▶ _GOAL_
Find how many lines in the material hold the word "FFFFFF", then state that number and nothing more.
------------------------------------------------------------
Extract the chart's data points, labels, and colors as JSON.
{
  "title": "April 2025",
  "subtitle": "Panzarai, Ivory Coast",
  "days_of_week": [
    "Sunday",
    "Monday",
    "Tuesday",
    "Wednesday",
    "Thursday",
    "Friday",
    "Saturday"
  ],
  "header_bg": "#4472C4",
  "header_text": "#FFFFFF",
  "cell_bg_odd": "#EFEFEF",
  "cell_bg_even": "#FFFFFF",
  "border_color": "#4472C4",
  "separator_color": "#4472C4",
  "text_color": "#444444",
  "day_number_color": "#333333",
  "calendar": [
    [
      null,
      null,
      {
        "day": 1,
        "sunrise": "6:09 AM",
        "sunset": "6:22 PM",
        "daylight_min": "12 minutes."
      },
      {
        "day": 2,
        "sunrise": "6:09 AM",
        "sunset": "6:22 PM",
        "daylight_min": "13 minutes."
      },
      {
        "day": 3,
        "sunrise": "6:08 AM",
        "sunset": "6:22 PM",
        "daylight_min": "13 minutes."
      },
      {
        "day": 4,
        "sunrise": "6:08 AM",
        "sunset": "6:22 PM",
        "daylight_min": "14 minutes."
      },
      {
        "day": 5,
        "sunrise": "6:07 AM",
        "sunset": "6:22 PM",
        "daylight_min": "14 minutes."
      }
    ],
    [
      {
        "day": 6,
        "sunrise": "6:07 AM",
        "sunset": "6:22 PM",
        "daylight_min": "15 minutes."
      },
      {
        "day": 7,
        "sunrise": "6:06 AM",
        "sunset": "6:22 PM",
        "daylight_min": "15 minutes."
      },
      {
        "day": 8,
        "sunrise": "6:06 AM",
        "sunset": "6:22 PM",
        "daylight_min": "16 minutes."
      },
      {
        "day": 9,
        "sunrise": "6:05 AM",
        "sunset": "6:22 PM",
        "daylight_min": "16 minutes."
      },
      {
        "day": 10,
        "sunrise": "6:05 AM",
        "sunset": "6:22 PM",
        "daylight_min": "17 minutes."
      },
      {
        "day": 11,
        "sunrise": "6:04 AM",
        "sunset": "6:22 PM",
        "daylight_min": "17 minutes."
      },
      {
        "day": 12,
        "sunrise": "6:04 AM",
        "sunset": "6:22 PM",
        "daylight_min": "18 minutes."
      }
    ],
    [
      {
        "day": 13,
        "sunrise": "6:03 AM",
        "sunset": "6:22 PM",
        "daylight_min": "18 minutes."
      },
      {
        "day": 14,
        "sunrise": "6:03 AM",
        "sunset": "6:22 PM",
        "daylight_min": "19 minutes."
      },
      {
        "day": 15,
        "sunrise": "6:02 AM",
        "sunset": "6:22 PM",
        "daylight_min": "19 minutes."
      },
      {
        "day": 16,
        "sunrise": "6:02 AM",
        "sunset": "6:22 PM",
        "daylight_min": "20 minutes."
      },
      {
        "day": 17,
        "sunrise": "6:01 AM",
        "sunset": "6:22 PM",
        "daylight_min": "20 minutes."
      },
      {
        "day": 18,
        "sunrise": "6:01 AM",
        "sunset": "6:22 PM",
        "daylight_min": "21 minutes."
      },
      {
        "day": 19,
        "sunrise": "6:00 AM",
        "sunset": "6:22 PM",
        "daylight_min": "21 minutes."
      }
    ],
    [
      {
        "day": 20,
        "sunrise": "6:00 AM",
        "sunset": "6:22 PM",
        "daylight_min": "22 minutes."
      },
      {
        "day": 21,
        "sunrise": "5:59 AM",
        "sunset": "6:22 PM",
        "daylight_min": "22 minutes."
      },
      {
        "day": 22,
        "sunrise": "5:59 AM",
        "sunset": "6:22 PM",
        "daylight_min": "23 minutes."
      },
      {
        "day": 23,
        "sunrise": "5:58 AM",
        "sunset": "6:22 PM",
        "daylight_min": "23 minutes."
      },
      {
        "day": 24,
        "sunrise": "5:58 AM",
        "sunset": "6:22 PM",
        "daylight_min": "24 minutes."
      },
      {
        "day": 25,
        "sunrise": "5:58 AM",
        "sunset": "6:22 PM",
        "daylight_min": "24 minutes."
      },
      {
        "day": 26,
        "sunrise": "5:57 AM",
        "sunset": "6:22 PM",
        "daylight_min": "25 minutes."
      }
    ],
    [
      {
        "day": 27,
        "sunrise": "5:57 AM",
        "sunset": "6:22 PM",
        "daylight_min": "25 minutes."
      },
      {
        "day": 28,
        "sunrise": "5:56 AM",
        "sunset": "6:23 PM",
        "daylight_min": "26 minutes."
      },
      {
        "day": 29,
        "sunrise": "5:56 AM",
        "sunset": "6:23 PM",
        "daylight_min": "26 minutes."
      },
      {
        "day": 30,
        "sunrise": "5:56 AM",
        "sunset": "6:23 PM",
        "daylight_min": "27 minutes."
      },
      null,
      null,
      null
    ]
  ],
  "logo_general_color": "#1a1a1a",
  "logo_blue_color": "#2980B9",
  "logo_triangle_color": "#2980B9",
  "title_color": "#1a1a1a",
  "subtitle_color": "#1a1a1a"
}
------------------------------------------------------------
▶ _ANSWER FOR THE TASK_
2